Entries shown:
----
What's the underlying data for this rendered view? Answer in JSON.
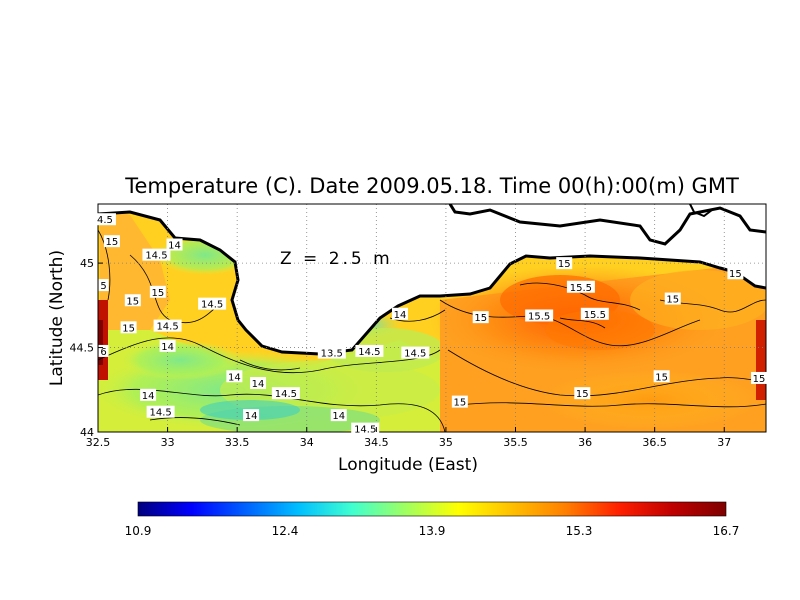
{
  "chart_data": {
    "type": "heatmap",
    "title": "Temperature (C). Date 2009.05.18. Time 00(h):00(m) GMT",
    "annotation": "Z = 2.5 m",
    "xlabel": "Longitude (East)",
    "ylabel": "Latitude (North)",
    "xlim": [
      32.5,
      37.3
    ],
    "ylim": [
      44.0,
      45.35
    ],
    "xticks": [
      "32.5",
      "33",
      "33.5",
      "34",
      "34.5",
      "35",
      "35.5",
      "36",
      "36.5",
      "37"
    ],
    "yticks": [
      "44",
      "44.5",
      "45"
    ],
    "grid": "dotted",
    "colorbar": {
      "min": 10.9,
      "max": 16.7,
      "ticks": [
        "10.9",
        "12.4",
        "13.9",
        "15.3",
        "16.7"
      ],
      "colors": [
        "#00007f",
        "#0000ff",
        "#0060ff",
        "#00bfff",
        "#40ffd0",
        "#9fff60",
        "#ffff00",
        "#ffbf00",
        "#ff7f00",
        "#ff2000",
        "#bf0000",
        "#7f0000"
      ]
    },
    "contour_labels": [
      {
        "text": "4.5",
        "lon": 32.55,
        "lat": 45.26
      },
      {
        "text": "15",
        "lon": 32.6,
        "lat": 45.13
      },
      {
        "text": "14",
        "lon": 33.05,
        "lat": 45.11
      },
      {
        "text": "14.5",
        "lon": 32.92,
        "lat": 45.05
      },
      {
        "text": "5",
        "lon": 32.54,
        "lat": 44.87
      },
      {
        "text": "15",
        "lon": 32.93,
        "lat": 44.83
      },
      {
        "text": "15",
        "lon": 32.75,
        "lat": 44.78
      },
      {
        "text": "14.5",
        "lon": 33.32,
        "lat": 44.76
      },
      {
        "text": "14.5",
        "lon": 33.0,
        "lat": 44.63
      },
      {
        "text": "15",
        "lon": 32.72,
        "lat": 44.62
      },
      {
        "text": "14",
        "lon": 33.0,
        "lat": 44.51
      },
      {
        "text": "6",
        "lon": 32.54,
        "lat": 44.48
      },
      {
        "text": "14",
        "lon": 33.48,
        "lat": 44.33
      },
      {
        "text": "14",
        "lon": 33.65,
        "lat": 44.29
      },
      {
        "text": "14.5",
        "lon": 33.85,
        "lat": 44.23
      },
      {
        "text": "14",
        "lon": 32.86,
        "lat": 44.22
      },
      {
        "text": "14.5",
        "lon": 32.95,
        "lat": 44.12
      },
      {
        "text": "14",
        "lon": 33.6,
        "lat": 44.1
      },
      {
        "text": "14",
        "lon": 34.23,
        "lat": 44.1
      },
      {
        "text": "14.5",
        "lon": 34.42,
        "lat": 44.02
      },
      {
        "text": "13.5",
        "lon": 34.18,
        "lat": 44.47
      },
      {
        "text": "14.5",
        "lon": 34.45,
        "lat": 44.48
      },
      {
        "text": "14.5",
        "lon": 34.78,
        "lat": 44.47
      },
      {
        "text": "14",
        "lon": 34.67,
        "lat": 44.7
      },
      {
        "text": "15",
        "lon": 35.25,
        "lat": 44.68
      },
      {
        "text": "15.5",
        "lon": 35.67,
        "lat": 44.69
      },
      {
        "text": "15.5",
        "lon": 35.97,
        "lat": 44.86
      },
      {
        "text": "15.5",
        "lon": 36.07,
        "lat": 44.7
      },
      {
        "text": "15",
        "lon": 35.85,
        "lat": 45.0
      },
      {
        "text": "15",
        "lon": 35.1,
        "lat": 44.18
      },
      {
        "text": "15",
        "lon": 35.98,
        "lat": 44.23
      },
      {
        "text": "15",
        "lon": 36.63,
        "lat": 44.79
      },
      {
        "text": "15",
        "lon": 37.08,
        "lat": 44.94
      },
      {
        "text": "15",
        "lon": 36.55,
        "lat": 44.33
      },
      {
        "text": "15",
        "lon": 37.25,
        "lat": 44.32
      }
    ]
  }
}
----
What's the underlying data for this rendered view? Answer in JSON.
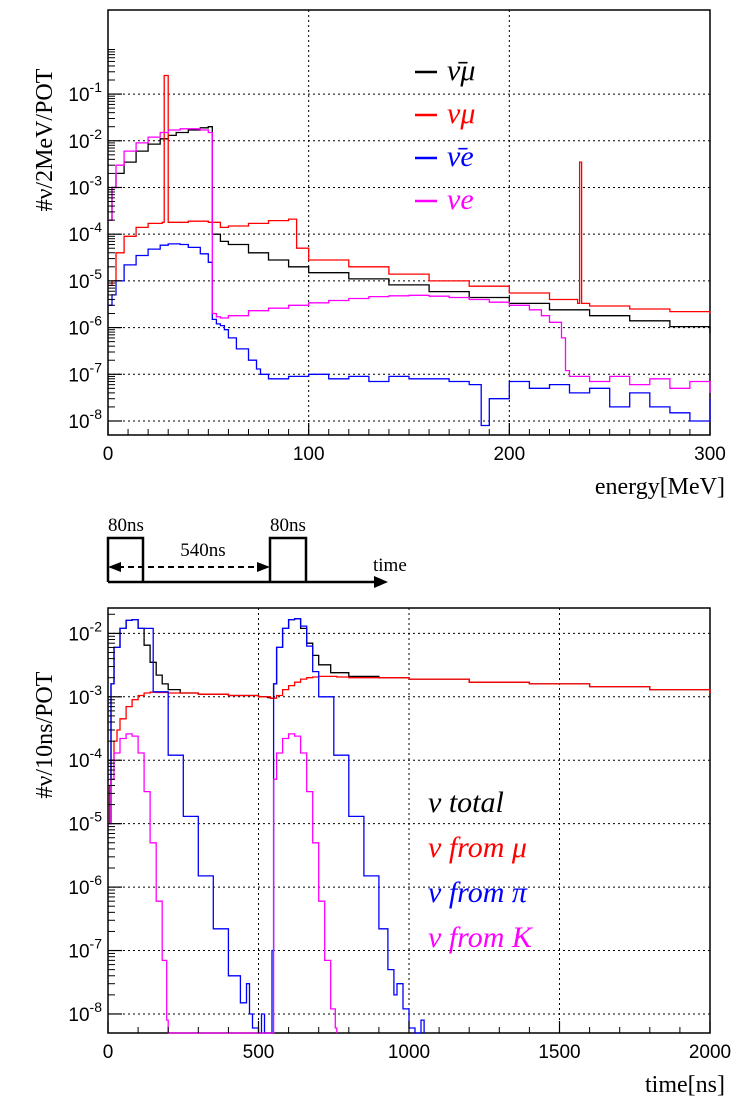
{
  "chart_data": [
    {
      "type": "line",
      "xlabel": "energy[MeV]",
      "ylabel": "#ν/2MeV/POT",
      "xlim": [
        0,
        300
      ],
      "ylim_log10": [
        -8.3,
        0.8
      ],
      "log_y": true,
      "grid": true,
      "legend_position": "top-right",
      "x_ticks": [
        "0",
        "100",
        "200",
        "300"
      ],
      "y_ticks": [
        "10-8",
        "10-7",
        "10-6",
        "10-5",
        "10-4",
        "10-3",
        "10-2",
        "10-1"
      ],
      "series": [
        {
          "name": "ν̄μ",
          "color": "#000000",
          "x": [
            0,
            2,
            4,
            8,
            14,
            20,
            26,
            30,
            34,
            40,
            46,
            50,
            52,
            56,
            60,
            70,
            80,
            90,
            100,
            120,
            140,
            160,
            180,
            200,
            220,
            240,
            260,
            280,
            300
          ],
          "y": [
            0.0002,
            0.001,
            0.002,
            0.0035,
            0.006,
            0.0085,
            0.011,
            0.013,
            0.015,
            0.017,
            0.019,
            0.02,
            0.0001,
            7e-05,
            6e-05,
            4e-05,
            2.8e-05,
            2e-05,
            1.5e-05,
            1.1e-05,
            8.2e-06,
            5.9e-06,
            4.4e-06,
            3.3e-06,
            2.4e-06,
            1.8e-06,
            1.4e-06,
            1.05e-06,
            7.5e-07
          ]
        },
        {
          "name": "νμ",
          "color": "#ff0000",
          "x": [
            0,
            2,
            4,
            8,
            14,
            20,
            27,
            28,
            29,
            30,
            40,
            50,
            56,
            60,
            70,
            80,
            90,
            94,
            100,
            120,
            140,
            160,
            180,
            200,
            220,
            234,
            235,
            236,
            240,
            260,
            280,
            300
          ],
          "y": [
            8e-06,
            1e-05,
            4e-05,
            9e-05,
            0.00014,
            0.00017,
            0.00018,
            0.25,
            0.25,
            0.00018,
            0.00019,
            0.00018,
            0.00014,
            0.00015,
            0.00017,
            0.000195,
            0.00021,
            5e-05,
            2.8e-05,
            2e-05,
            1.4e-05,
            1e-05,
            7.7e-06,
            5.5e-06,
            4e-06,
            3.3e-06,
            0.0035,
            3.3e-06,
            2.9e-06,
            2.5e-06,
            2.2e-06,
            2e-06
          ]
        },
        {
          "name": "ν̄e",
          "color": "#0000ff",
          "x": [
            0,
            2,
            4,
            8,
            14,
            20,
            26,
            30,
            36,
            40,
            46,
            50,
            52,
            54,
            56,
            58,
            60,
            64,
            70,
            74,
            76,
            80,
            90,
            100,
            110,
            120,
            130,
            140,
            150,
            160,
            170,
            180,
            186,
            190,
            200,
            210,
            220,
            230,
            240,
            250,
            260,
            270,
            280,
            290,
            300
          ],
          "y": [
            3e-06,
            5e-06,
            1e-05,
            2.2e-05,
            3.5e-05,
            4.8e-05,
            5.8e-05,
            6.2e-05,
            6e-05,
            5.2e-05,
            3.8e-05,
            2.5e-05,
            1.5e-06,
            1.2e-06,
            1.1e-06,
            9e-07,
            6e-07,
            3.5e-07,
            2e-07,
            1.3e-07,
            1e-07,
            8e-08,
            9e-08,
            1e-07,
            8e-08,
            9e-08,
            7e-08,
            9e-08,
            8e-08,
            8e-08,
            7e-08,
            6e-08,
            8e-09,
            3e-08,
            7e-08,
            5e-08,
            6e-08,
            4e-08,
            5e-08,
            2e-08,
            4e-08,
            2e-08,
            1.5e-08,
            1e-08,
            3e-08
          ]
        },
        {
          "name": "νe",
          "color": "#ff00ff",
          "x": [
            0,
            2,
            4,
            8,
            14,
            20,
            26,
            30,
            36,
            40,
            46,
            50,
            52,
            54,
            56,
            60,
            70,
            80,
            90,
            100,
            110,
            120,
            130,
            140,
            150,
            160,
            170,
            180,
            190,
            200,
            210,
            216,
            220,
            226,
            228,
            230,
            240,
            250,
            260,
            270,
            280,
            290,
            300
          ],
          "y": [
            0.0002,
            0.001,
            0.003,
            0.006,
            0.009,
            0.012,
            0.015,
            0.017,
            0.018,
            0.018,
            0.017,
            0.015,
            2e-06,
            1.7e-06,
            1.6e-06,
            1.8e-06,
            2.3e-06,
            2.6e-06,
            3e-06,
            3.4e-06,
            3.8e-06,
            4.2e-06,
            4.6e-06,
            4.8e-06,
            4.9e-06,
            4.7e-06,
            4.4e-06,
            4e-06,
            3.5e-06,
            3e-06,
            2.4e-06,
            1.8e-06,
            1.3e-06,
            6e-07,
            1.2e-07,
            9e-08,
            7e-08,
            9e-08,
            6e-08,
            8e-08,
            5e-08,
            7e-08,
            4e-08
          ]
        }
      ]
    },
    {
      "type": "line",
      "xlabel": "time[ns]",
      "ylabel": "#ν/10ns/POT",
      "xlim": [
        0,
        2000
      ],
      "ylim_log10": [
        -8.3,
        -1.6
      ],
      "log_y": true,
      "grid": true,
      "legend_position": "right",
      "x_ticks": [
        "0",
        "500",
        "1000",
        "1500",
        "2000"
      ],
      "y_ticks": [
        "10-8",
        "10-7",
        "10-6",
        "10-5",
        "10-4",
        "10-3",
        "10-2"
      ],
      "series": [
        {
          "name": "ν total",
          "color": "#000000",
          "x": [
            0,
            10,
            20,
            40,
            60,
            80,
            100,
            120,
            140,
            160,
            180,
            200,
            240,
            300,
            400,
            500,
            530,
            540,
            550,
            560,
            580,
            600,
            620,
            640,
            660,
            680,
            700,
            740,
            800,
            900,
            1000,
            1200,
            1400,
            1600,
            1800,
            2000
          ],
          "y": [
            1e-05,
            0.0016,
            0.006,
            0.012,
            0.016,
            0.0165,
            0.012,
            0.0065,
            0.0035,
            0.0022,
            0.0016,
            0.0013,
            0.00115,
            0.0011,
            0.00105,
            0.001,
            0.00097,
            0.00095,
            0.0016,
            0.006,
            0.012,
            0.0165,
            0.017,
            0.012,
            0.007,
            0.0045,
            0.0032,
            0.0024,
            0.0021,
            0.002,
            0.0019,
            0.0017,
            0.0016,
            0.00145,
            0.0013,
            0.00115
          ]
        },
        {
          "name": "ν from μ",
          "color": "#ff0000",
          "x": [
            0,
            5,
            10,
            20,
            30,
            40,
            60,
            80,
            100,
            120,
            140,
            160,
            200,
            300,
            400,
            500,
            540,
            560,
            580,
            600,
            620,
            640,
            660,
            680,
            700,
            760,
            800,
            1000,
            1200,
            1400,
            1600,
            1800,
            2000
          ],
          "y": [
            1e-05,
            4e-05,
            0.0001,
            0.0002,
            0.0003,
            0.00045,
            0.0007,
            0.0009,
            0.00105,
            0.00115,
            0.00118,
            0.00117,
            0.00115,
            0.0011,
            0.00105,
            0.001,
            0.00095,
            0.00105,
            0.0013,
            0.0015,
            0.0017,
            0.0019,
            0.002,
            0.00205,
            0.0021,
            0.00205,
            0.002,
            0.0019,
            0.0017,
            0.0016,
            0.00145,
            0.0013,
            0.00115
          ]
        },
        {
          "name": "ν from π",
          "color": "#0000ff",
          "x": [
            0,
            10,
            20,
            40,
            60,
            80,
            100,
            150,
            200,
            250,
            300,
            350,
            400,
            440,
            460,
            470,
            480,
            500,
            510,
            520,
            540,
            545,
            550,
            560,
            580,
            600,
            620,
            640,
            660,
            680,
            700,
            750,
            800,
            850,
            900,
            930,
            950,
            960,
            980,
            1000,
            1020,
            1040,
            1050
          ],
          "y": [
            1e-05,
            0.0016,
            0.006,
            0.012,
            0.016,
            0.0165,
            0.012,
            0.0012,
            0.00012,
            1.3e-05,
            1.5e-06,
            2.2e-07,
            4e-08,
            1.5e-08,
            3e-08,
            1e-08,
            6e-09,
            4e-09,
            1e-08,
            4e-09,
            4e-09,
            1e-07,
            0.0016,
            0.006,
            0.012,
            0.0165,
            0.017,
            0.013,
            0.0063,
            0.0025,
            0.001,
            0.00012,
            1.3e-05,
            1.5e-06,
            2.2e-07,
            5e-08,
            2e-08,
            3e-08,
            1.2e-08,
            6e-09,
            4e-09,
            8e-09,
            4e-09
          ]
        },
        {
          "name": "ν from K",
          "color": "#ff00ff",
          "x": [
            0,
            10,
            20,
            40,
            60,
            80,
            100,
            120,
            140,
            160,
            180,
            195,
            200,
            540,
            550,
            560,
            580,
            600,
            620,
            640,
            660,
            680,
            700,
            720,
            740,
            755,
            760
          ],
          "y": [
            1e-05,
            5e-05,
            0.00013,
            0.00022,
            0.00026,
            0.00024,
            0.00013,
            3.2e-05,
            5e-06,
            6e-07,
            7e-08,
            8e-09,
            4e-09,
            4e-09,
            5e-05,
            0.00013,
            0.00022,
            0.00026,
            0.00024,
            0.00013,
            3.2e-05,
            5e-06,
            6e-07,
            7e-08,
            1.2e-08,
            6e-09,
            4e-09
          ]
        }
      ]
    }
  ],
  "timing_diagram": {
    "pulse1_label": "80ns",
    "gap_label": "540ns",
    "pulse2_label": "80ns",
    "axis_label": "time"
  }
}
----
Stated exercise: Search the data for the word "from" and copy each line where it appears.

Correct answer:
          "name": "ν from μ",
          "name": "ν from π",
          "name": "ν from K",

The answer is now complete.